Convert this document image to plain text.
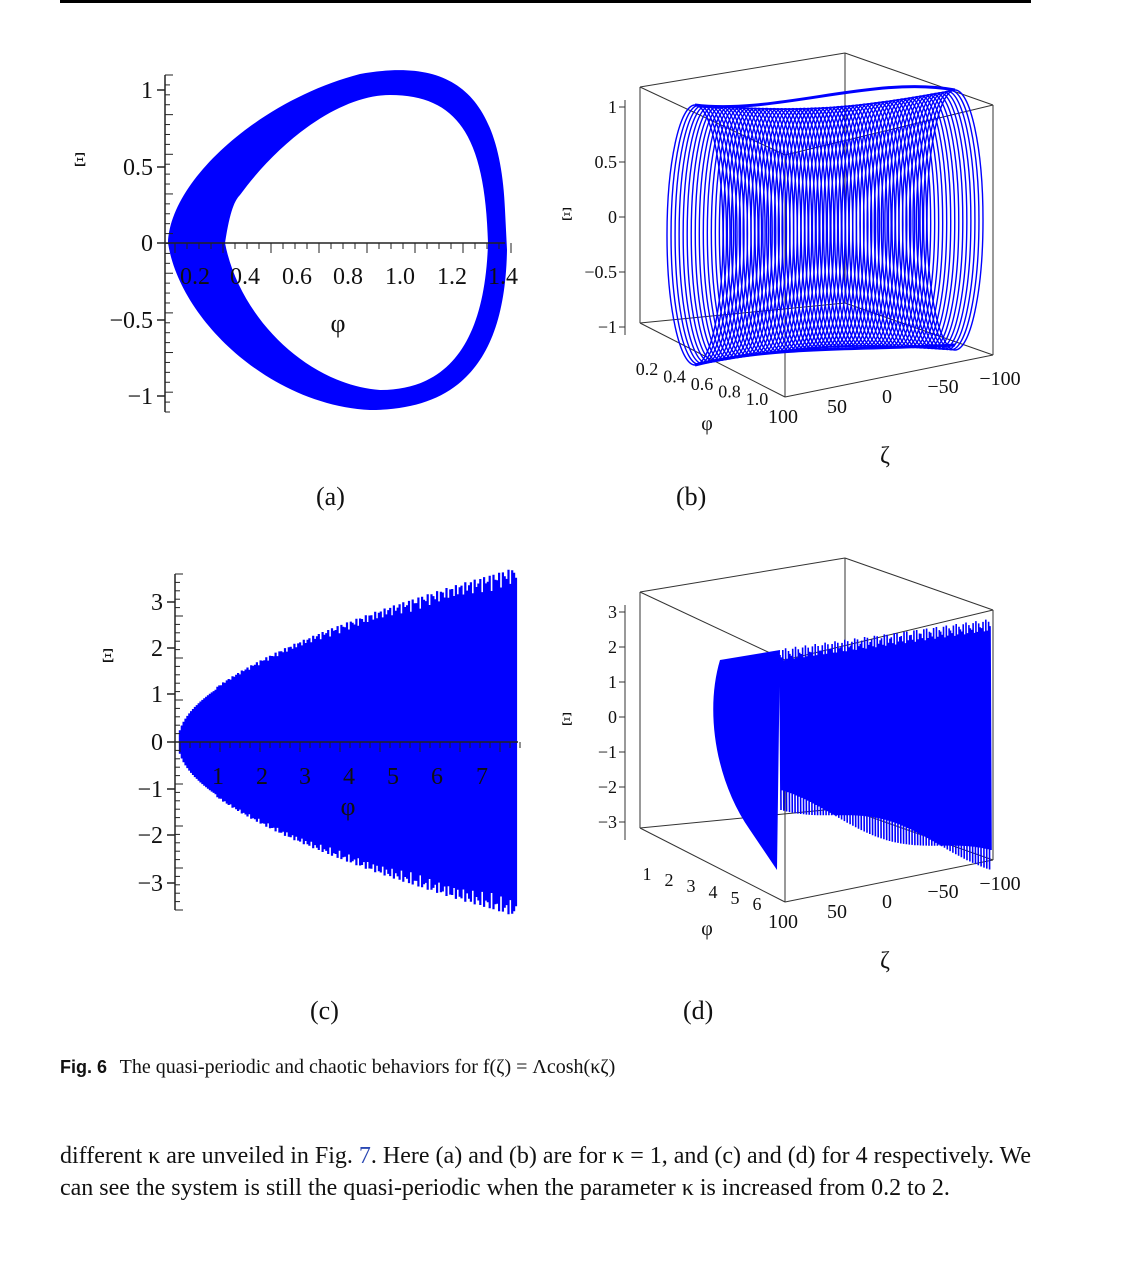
1
0.5
0
−0.5
−1
0.2 0.4 0.6 0.8 1.0 1.2 1.4
φ
Ξ
(a)
1
0.5
0
−0.5
−1
Ξ
0.2 0.4 0.6 0.8 1.0
φ	100 50 0 −50 −100
ζ
(b)
3
2
1
0
−1
−2
−3
1 2 3 4 5 6 7
φ
Ξ
(c)
3
2
1
0
−1
−2
−3
Ξ
1 2 3 4 5 6
φ	100 50 0 −50 −100
ζ
(d)
Fig. 6 The quasi-periodic and chaotic behaviors for f(ζ) = Λcosh(κζ)
different κ are unveiled in Fig. 7. Here (a) and (b) are for κ = 1, and (c) and (d) for 4 respectively. We can see the system is still the quasi-periodic when the parameter κ is increased from 0.2 to 2.
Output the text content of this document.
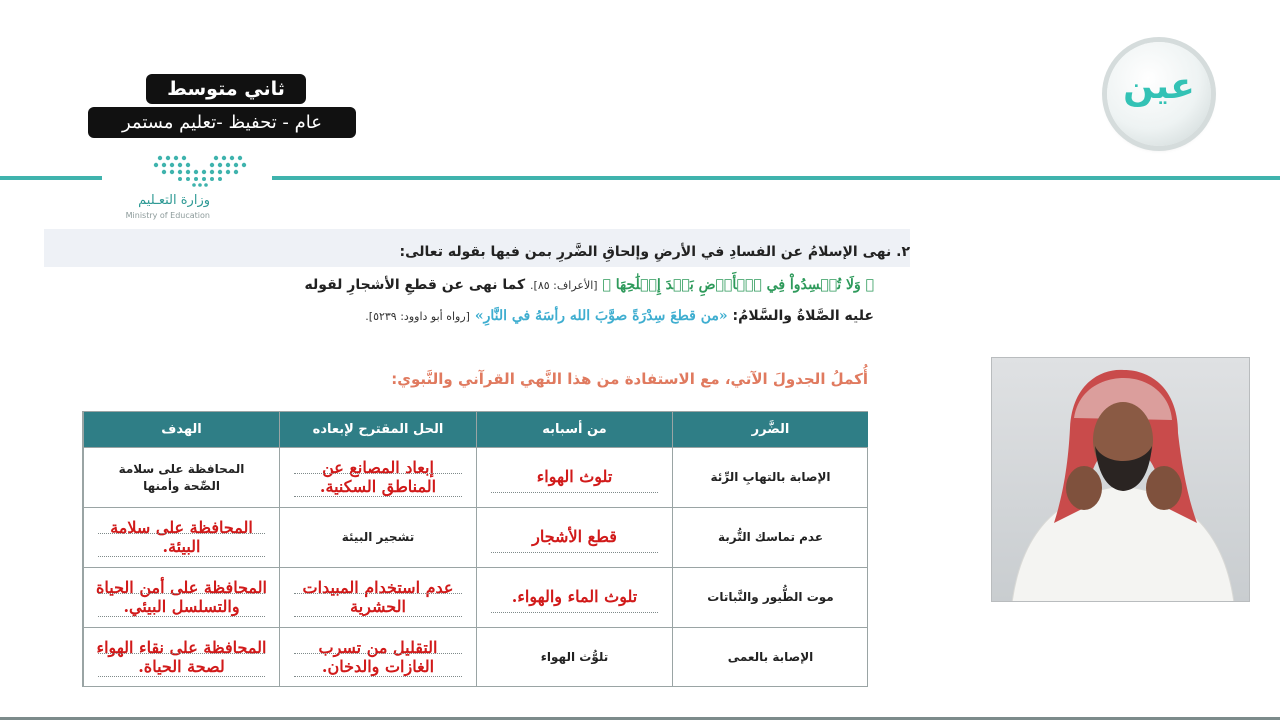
ثاني متوسط
عام - تحفيظ -تعليم مستمر
عين
وزارة التعـليم
Ministry of Education
٢. نهى الإسلامُ عن الفسادِ في الأرضِ وإلحاقِ الضَّررِ بمن فيها بقوله تعالى:
﴿ وَلَا تُفۡسِدُواْ فِي ٱلۡأَرۡضِ بَعۡدَ إِصۡلَٰحِهَا ﴾ [الأعراف: ٨٥]. كما نهى عن قطعِ الأشجارِ لقوله
عليه الصَّلاةُ والسَّلامُ: «من قطعَ سِدْرَةً صوَّبَ الله رأسَهُ في النَّارِ» [رواه أبو داوود: ٥٢٣٩].
أُكملُ الجدولَ الآتي، مع الاستفادة من هذا النَّهي القرآني والنَّبوي:
الضَّرر
من أسبابه
الحل المقترح لإبعاده
الهدف
الإصابة بالتهابِ الرِّئة
تلوث الهواء
إبعاد المصانع عن المناطق السكنية.
المحافظة على سلامة الصِّحة وأمنها
عدم تماسك التُّربة
قطع الأشجار
تشجير البيئة
المحافظة على سلامة البيئة.
موت الطُّيور والنَّباتات
تلوث الماء والهواء.
عدم استخدام المبيدات الحشرية
المحافظة على أمن الحياة والتسلسل البيئي.
الإصابة بالعمى
تلوُّث الهواء
التقليل من تسرب الغازات والدخان.
المحافظة على نقاء الهواء لصحة الحياة.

**OBJECTIVE:**
Without the pictures, repeat all the records word for word.

**ANSWER TO THIS PROBLEM:**
Convert this document image to plain text.
1
0.5
0
−0.5
−1
0.2 0.4 0.6 0.8 1.0 1.2 1.4
φ
Ξ
(a)
1
0.5
0
−0.5
−1
Ξ
0.2 0.4 0.6 0.8 1.0
φ	100 50 0 −50 −100
ζ
(b)
3
2
1
0
−1
−2
−3
1 2 3 4 5 6 7
φ
Ξ
(c)
3
2
1
0
−1
−2
−3
Ξ
1 2 3 4 5 6
φ	100 50 0 −50 −100
ζ
(d)
Fig. 6 The quasi-periodic and chaotic behaviors for f(ζ) = Λcosh(κζ)
different κ are unveiled in Fig. 7. Here (a) and (b) are for κ = 1, and (c) and (d) for 4 respectively. We can see the system is still the quasi-periodic when the parameter κ is increased from 0.2 to 2.
Output the text content of this document.
ثاني متوسط
عام - تحفيظ -تعليم مستمر
عين
وزارة التعـليم
Ministry of Education
٢. نهى الإسلامُ عن الفسادِ في الأرضِ وإلحاقِ الضَّررِ بمن فيها بقوله تعالى:
﴿ وَلَا تُفۡسِدُواْ فِي ٱلۡأَرۡضِ بَعۡدَ إِصۡلَٰحِهَا ﴾ [الأعراف: ٨٥]. كما نهى عن قطعِ الأشجارِ لقوله
عليه الصَّلاةُ والسَّلامُ: «من قطعَ سِدْرَةً صوَّبَ الله رأسَهُ في النَّارِ» [رواه أبو داوود: ٥٢٣٩].
أُكملُ الجدولَ الآتي، مع الاستفادة من هذا النَّهي القرآني والنَّبوي:
الضَّرر
من أسبابه
الحل المقترح لإبعاده
الهدف
الإصابة بالتهابِ الرِّئة
تلوث الهواء
إبعاد المصانع عن المناطق السكنية.
المحافظة على سلامة الصِّحة وأمنها
عدم تماسك التُّربة
قطع الأشجار
تشجير البيئة
المحافظة على سلامة البيئة.
موت الطُّيور والنَّباتات
تلوث الماء والهواء.
عدم استخدام المبيدات الحشرية
المحافظة على أمن الحياة والتسلسل البيئي.
الإصابة بالعمى
تلوُّث الهواء
التقليل من تسرب الغازات والدخان.
المحافظة على نقاء الهواء لصحة الحياة.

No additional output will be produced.